### [PROBLEMS AND TASKS]
a) Reproduce word for word the passage of the network file copy tip starting with "If you've ever" and going on through "file count increases.".
b) Name every command-line program mentioned in the network file copy tip.

### [SOURCE]

----------------

Linux Tip: super-fast network file copy

If you've ever had to move a huge directory containing many files from one server to another, you may have encountered a situation where the copy rate was significantly less that what you'd expect your network could support. Rsync does a fantastic job of quickly syncing two relatively similar directory structures, but the initial clone can take quite a while, especially as the file count increases.

The problem is that there is a certain amount of per-file overhead when using scp or rsync to copy files from one machine to the other. This is not a problem under most circumstances, but if you are attempting to duplicate tens of thousands of files (think, server or database backup), this per-file overhead can really add up. The solution is to copy the files over in a single stream, which normally means tarring them up on one server, copying the tarball, then untarring on the destination. Unless you are under 50% disk utilization on the source server, this could cause you to run out of space.

Brett Jones has an alternative solution, which uses the handy netcat utility:

After clearing up 10 GBs of log files, we were left with hundreds of thousands of small files that were going to slow us down. We couldn't tarball the file because of a lack of space on the source server. I started searching around and found this nifty tip that takes our encryption and streams all the files as one large file:


This requires netcat on both servers.

Destination box: nc -l -p 2342 | tar -C /target/dir -xzf -
Source box: tar -cz /source/dir | nc Target_Box 2342

This causes the source machine to tar the files up and send them over the netcat pipe, where they are extracted on the destination machine, all with no per-file negotiation or unnecessary disk space used. It's also faster than the usual scp or rsync over scp because there is no encryption overhead. If you are on a local protected network, this will perform much better, even for large single-file copies.

----------------

### [COLLECTED MATERIAL]
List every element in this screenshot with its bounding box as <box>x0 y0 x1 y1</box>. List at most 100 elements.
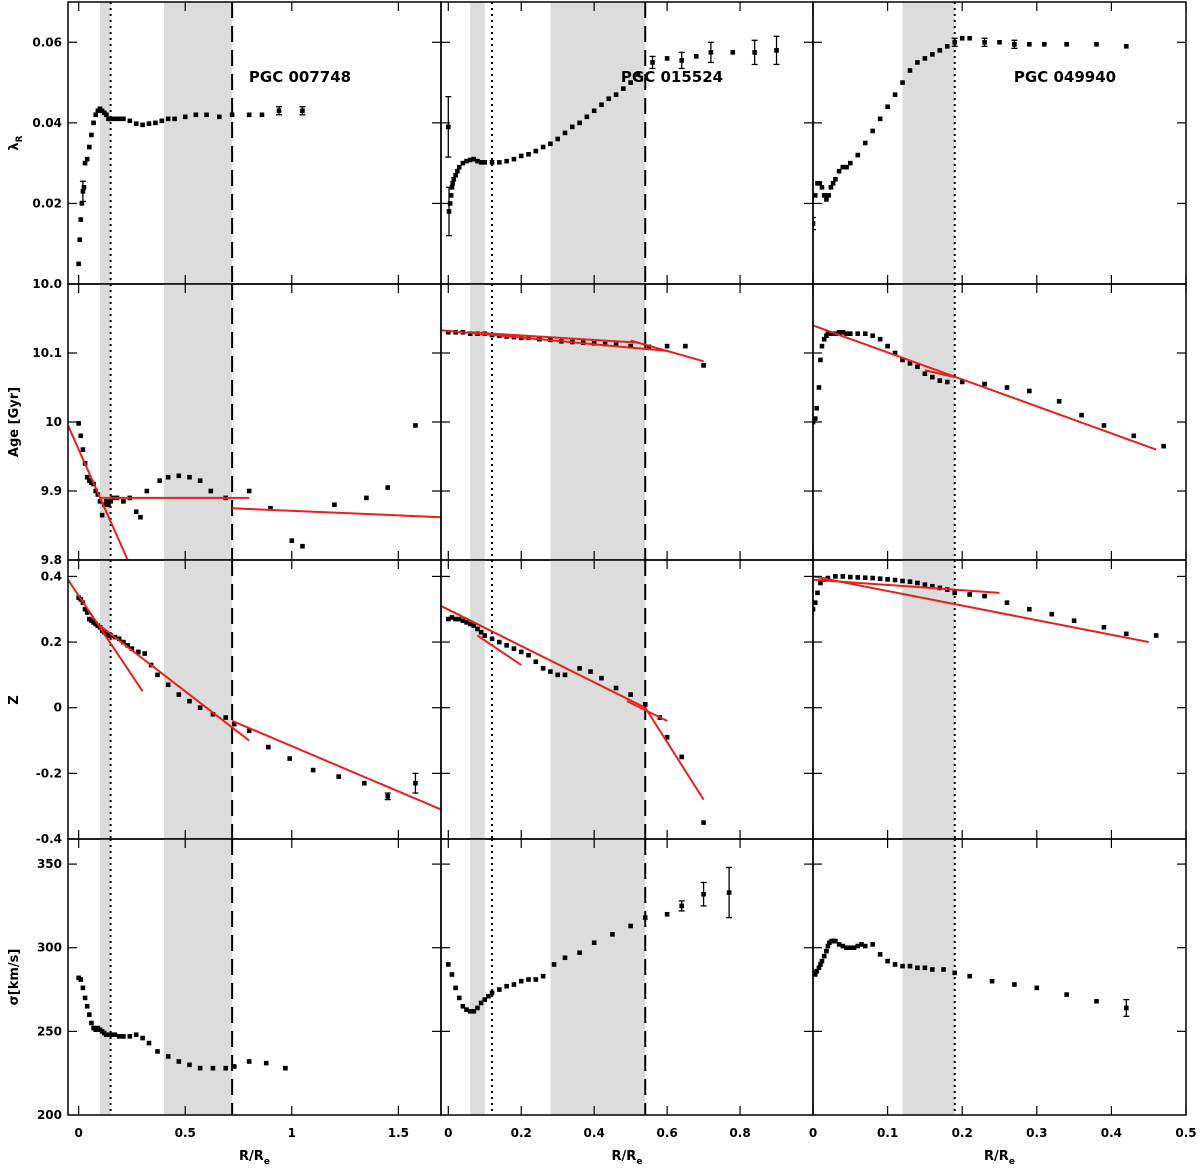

----------------

### [RESPONSES PER TASK]
a)
If you've ever had to move a huge directory containing many files from one server to another, you may have encountered a situation where the copy rate was significantly less that what you'd expect your network could support. Rsync does a fantastic job of quickly syncing two relatively similar directory structures, but the initial clone can take quite a while, especially as the file count increases.

b) rsync, scp, tar, netcat (run as nc)